Records contained in a dataset:
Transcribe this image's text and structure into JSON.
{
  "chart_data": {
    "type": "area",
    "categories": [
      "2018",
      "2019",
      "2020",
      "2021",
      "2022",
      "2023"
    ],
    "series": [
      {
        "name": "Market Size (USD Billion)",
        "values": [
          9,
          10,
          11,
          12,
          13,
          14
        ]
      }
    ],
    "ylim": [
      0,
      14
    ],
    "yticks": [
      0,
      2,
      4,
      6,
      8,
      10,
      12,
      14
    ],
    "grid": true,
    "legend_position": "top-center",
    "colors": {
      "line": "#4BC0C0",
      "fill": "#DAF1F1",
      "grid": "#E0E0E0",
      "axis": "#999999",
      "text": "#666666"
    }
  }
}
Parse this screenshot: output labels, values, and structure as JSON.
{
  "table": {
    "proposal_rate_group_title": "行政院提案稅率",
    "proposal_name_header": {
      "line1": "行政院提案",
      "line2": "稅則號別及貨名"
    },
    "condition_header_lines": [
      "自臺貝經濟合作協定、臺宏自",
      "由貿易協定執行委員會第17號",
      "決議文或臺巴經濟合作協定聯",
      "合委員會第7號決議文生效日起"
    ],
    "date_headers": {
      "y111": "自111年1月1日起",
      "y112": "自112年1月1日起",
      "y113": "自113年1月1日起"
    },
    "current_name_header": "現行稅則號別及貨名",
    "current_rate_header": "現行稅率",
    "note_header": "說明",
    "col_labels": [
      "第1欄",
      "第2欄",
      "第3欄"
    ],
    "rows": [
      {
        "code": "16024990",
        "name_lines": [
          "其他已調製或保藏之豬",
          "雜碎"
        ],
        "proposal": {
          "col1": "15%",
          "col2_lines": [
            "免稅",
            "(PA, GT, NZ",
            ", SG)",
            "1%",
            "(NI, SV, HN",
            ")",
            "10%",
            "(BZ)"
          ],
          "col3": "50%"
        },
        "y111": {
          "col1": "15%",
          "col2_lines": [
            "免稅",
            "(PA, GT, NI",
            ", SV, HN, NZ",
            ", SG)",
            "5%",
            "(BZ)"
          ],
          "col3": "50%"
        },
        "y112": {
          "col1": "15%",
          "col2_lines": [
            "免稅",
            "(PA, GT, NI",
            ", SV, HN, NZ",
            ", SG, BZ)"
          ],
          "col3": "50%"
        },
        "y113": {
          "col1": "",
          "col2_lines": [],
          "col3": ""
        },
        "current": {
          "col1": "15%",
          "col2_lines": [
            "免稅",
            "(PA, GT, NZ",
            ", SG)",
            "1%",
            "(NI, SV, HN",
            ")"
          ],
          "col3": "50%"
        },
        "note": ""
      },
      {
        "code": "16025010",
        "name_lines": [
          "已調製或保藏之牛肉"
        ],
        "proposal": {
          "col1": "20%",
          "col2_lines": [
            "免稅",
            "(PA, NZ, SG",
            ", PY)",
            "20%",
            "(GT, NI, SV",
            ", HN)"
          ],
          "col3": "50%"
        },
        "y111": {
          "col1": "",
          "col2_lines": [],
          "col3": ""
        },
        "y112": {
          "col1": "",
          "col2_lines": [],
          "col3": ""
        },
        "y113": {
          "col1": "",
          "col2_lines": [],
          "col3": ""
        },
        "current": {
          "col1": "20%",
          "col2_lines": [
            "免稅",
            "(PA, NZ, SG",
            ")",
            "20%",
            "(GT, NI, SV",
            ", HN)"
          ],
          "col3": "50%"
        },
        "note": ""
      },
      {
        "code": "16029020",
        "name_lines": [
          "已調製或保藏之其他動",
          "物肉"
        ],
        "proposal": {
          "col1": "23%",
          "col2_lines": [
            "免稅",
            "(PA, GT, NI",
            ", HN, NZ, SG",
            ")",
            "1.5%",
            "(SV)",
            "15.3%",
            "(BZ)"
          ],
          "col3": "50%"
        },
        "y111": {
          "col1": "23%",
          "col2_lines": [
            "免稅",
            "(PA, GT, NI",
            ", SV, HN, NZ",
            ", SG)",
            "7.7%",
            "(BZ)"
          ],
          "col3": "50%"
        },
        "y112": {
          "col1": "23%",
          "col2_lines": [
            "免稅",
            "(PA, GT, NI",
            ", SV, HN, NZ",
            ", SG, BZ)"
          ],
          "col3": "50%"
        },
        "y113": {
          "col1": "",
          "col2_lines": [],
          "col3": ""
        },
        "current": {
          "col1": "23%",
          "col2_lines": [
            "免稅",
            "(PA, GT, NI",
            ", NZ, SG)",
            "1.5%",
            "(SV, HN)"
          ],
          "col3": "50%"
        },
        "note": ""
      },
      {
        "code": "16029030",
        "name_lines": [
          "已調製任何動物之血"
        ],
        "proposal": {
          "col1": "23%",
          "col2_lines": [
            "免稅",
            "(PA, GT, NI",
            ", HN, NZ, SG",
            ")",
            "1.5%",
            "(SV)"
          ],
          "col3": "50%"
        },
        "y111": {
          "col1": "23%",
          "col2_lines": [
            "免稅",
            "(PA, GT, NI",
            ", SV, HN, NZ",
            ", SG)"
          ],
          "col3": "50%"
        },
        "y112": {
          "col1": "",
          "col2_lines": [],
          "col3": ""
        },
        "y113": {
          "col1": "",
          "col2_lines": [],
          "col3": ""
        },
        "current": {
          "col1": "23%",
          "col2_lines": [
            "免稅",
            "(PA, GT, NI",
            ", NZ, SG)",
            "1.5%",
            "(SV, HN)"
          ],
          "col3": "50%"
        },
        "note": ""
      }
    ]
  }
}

YOUR TASK: Where a line in the material above holds "this", copy that line.

REPLY TO THE TASK:
Transcribe this image's text and structure into JSON.
Parse this screenshot: output labels, values, and structure as JSON.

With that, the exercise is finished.